Listing -

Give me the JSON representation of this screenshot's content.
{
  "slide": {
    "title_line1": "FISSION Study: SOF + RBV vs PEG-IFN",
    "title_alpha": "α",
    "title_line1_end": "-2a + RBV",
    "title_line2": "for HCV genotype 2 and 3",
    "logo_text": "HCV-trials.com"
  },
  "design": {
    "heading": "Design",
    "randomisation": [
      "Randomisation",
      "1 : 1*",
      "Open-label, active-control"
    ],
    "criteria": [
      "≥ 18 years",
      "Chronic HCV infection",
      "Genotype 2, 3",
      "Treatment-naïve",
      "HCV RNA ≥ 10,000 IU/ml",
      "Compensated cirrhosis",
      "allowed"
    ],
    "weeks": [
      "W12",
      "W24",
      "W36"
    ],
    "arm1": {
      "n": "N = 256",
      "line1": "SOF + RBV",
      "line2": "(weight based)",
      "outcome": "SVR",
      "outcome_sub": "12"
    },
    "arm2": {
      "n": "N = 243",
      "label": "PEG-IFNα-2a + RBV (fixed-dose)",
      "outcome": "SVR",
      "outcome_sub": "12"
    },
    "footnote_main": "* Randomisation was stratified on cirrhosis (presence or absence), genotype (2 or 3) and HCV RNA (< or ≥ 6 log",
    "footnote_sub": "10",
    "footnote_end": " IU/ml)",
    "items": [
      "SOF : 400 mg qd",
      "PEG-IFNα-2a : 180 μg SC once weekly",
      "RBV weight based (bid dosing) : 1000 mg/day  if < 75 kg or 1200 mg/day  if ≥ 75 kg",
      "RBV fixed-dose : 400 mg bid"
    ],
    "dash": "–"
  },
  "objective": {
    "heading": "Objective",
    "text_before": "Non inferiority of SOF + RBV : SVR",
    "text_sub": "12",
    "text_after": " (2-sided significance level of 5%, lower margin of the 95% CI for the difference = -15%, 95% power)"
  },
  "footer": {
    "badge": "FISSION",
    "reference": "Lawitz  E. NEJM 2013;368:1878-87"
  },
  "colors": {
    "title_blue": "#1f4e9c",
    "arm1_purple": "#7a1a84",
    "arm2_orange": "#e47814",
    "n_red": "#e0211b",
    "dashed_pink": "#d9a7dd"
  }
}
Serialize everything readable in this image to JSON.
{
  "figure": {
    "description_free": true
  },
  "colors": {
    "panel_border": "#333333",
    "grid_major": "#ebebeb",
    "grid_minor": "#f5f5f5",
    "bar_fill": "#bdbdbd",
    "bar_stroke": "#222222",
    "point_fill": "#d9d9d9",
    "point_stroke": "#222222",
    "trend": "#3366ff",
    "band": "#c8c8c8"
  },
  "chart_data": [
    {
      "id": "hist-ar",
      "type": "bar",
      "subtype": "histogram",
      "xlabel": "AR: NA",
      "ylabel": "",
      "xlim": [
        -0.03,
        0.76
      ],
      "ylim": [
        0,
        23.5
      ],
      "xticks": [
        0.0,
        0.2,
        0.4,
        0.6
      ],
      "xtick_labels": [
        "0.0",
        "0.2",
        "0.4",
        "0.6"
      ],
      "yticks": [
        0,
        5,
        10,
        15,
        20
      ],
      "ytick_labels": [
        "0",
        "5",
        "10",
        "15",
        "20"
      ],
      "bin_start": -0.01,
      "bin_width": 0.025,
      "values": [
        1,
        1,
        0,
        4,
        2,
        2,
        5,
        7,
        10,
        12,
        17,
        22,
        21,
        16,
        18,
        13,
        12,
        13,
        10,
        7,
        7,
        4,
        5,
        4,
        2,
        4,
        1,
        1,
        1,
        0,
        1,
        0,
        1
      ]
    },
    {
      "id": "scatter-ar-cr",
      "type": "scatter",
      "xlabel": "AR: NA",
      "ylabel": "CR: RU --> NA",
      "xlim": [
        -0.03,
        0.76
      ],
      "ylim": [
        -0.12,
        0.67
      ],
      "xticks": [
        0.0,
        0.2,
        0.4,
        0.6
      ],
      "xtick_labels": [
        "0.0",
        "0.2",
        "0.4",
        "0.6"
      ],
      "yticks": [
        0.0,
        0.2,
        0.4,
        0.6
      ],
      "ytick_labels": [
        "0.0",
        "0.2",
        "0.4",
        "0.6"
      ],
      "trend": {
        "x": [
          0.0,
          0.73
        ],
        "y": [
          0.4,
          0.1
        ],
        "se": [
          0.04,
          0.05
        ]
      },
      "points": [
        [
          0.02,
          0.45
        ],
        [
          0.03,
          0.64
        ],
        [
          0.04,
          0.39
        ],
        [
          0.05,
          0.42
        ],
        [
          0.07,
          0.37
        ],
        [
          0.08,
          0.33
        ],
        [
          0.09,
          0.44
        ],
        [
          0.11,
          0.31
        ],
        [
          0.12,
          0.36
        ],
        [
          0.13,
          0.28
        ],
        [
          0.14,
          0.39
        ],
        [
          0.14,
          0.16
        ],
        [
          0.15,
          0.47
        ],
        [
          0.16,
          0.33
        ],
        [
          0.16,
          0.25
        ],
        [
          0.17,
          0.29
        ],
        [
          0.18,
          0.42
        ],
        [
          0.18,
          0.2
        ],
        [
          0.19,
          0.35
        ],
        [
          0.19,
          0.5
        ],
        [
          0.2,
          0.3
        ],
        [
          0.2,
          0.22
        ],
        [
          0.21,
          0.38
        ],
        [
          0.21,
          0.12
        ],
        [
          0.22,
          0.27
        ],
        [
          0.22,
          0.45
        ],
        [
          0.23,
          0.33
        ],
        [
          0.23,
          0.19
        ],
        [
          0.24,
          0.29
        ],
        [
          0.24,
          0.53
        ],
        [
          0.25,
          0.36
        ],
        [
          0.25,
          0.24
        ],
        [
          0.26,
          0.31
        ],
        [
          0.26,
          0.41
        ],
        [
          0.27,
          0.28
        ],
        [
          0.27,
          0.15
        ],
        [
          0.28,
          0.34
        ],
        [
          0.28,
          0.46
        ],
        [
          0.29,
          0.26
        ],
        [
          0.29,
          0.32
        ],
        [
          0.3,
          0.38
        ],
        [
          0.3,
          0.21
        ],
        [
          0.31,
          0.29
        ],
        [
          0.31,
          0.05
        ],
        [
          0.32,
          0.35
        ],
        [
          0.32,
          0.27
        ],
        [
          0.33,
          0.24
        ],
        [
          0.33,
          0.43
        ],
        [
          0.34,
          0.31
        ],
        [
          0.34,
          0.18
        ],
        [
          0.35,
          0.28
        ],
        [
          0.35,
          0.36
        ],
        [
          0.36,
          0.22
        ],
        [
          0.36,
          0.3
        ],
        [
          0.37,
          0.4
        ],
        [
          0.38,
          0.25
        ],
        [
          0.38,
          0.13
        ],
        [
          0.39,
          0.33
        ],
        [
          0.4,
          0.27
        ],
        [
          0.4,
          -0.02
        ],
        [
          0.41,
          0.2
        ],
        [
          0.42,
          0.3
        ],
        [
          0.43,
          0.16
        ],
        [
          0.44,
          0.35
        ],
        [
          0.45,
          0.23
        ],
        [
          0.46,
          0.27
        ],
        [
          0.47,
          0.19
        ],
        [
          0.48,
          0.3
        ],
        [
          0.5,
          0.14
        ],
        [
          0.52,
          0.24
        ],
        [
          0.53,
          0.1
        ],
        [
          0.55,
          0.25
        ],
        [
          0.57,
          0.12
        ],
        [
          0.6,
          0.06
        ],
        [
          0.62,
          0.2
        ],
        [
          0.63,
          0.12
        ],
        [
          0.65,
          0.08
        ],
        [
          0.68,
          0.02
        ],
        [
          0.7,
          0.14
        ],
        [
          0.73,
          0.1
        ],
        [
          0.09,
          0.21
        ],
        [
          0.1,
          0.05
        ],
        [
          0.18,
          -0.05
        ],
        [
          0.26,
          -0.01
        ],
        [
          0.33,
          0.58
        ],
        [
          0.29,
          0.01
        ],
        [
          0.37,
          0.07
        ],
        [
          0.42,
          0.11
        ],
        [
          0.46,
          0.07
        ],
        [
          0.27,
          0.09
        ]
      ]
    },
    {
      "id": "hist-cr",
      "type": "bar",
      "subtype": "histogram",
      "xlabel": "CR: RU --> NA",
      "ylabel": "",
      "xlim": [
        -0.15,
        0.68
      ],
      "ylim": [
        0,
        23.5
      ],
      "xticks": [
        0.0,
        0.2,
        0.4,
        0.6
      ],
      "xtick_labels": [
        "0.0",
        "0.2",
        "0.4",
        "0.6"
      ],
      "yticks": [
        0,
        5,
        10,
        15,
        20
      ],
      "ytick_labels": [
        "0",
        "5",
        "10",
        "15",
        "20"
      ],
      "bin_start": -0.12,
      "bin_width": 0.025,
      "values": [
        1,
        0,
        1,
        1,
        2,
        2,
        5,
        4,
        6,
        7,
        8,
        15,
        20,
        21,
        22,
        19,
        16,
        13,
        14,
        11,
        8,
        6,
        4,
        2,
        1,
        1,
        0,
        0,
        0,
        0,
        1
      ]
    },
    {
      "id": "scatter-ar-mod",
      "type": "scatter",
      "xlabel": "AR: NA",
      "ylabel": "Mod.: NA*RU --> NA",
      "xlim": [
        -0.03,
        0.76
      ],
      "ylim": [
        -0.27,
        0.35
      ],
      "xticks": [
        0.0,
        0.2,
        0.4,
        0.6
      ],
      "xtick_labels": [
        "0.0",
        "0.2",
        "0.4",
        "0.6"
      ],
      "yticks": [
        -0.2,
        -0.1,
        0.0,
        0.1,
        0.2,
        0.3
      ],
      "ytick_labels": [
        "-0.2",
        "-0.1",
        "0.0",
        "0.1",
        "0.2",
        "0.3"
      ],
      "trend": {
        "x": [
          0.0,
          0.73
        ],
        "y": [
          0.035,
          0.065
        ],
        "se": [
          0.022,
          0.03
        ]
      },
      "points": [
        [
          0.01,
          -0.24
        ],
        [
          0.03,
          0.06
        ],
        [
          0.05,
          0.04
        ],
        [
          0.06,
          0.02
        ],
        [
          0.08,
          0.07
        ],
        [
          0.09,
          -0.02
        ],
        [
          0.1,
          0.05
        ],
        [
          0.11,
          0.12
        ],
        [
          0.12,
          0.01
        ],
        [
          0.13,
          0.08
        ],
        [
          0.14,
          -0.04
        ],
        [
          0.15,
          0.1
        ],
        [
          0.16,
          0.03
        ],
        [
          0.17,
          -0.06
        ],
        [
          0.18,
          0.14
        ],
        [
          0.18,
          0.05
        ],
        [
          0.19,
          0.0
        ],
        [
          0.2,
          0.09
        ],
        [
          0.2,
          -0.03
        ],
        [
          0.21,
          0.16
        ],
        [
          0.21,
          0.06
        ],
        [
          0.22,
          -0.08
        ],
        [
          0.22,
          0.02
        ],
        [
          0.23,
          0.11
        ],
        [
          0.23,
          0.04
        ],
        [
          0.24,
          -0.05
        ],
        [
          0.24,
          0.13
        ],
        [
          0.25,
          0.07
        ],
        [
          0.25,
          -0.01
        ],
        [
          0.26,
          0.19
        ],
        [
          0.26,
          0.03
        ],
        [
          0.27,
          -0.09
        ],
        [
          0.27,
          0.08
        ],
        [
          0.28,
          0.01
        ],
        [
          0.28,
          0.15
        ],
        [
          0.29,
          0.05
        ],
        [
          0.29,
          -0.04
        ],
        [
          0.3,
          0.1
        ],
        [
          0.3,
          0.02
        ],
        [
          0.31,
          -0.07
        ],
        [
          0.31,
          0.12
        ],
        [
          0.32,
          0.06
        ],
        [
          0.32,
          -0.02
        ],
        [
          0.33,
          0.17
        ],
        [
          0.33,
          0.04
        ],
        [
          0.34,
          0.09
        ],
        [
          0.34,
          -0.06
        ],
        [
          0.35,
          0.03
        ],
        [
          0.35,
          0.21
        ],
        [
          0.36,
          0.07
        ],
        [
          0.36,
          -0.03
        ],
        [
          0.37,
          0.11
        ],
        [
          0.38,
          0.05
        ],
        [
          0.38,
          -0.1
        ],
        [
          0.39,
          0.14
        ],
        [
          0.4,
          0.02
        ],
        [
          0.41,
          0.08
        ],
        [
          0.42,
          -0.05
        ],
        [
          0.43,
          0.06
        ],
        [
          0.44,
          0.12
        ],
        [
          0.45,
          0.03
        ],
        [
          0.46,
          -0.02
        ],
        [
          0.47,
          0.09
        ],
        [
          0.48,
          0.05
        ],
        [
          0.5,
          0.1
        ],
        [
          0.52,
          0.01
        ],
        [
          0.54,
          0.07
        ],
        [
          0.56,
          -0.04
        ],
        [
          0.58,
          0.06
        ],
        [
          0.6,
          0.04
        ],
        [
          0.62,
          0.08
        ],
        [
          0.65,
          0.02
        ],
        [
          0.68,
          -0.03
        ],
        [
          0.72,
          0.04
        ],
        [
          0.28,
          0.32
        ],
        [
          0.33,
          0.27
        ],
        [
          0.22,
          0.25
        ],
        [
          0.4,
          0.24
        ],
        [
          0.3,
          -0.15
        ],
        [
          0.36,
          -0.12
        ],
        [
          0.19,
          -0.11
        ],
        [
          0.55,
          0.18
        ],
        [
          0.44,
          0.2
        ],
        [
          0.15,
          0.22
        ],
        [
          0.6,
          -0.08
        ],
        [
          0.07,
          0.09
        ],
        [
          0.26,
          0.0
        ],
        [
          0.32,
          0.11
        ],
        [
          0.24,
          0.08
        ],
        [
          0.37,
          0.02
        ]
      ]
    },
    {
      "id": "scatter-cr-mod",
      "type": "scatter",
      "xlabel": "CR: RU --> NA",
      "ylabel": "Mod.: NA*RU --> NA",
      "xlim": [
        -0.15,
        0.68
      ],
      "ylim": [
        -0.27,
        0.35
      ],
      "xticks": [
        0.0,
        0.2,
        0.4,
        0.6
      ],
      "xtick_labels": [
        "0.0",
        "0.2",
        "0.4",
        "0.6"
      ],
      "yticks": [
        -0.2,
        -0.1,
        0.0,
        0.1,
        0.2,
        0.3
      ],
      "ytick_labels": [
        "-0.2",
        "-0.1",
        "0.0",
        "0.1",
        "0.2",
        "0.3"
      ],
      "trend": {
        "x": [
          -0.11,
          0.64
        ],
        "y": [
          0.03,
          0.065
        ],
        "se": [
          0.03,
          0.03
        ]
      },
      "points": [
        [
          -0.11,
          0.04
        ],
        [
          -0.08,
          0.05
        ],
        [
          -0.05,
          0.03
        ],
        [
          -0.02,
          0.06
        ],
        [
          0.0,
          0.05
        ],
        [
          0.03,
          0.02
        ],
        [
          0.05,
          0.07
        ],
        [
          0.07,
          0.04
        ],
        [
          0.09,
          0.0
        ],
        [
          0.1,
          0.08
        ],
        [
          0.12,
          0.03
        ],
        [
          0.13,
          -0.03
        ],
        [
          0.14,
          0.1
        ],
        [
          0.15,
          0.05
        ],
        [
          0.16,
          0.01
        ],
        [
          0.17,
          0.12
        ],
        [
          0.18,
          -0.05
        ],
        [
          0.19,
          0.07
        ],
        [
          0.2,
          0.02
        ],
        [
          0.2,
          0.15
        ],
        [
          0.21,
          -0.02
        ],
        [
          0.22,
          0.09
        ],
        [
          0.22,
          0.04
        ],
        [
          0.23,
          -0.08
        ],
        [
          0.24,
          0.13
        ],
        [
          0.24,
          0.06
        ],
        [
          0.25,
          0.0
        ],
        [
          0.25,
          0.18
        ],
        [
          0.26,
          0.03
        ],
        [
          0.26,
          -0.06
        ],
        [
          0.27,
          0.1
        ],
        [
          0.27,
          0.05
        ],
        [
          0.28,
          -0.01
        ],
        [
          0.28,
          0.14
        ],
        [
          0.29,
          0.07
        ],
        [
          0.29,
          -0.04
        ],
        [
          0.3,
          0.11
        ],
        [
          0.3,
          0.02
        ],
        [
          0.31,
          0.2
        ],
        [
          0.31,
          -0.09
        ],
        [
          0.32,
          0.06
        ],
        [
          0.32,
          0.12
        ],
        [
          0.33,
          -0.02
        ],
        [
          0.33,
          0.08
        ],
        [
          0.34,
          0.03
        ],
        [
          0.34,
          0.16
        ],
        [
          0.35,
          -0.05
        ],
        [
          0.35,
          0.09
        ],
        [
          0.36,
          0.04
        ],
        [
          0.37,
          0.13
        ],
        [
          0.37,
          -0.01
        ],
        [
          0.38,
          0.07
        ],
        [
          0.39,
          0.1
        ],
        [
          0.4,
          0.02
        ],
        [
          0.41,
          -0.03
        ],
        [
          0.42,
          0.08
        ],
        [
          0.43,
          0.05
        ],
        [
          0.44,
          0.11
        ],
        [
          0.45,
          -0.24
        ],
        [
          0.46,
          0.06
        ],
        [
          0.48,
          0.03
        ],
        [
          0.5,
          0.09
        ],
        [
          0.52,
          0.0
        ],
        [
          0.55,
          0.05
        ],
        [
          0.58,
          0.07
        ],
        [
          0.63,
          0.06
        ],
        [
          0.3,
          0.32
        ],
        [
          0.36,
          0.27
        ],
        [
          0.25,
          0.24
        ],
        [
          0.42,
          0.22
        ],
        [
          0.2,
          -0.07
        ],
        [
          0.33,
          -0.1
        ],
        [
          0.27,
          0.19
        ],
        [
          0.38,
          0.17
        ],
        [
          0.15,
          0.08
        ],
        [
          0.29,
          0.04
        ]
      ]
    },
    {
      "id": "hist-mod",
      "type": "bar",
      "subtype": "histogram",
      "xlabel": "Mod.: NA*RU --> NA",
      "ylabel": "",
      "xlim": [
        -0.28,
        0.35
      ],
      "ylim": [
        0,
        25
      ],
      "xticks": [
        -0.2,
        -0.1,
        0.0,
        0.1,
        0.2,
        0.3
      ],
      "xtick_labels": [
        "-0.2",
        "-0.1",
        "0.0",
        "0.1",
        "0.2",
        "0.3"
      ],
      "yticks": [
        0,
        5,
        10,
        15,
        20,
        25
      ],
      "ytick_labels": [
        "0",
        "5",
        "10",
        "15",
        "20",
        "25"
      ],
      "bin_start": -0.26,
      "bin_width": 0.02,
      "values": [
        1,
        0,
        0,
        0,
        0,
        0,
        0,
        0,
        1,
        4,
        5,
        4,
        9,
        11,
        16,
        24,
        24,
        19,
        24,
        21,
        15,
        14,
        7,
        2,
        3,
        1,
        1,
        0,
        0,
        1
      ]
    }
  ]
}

Direction - Of the lines above, copy each that contains "weight".

Final result -
      "line2": "(weight based)",
      "RBV weight based (bid dosing) : 1000 mg/day  if < 75 kg or 1200 mg/day  if ≥ 75 kg",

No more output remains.